The listing beneath should be written out in full, exactly as shown.

======== Dataset extract

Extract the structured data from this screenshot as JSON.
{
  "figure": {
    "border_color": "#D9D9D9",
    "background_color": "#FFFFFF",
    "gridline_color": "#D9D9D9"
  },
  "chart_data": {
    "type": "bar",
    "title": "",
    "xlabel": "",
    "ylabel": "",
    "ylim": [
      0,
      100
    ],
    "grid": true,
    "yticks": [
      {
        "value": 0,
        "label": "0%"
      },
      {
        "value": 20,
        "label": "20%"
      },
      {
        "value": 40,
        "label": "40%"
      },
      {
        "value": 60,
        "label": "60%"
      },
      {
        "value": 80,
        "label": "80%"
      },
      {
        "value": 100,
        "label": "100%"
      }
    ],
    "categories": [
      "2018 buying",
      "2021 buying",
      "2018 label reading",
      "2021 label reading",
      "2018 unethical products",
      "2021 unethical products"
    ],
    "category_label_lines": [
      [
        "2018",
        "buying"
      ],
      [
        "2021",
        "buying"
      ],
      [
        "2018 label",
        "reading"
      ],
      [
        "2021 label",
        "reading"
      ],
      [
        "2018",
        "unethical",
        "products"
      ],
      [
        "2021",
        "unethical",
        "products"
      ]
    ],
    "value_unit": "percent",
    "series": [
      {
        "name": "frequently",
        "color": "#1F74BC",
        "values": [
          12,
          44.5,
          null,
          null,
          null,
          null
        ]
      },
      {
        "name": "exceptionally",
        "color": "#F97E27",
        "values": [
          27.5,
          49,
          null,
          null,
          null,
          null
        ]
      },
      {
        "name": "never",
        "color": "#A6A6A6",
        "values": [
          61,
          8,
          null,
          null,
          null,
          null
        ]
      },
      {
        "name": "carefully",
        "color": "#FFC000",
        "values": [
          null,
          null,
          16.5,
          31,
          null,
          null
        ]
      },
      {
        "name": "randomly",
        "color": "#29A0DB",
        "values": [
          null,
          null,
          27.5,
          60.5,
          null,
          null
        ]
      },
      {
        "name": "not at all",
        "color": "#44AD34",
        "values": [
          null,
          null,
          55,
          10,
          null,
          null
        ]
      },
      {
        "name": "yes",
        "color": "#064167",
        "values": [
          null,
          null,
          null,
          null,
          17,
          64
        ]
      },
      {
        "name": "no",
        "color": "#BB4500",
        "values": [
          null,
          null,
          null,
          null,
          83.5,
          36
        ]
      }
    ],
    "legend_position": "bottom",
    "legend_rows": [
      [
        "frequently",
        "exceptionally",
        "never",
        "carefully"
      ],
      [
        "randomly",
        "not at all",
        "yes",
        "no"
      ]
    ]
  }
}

================

* _Final answer_
Extract the structured data from this screenshot as JSON.
{
  "figure": {
    "border_color": "#D9D9D9",
    "background_color": "#FFFFFF",
    "gridline_color": "#D9D9D9"
  },
  "chart_data": {
    "type": "bar",
    "title": "",
    "xlabel": "",
    "ylabel": "",
    "ylim": [
      0,
      100
    ],
    "grid": true,
    "yticks": [
      {
        "value": 0,
        "label": "0%"
      },
      {
        "value": 20,
        "label": "20%"
      },
      {
        "value": 40,
        "label": "40%"
      },
      {
        "value": 60,
        "label": "60%"
      },
      {
        "value": 80,
        "label": "80%"
      },
      {
        "value": 100,
        "label": "100%"
      }
    ],
    "categories": [
      "2018 buying",
      "2021 buying",
      "2018 label reading",
      "2021 label reading",
      "2018 unethical products",
      "2021 unethical products"
    ],
    "category_label_lines": [
      [
        "2018",
        "buying"
      ],
      [
        "2021",
        "buying"
      ],
      [
        "2018 label",
        "reading"
      ],
      [
        "2021 label",
        "reading"
      ],
      [
        "2018",
        "unethical",
        "products"
      ],
      [
        "2021",
        "unethical",
        "products"
      ]
    ],
    "value_unit": "percent",
    "series": [
      {
        "name": "frequently",
        "color": "#1F74BC",
        "values": [
          12,
          44.5,
          null,
          null,
          null,
          null
        ]
      },
      {
        "name": "exceptionally",
        "color": "#F97E27",
        "values": [
          27.5,
          49,
          null,
          null,
          null,
          null
        ]
      },
      {
        "name": "never",
        "color": "#A6A6A6",
        "values": [
          61,
          8,
          null,
          null,
          null,
          null
        ]
      },
      {
        "name": "carefully",
        "color": "#FFC000",
        "values": [
          null,
          null,
          16.5,
          31,
          null,
          null
        ]
      },
      {
        "name": "randomly",
        "color": "#29A0DB",
        "values": [
          null,
          null,
          27.5,
          60.5,
          null,
          null
        ]
      },
      {
        "name": "not at all",
        "color": "#44AD34",
        "values": [
          null,
          null,
          55,
          10,
          null,
          null
        ]
      },
      {
        "name": "yes",
        "color": "#064167",
        "values": [
          null,
          null,
          null,
          null,
          17,
          64
        ]
      },
      {
        "name": "no",
        "color": "#BB4500",
        "values": [
          null,
          null,
          null,
          null,
          83.5,
          36
        ]
      }
    ],
    "legend_position": "bottom",
    "legend_rows": [
      [
        "frequently",
        "exceptionally",
        "never",
        "carefully"
      ],
      [
        "randomly",
        "not at all",
        "yes",
        "no"
      ]
    ]
  }
}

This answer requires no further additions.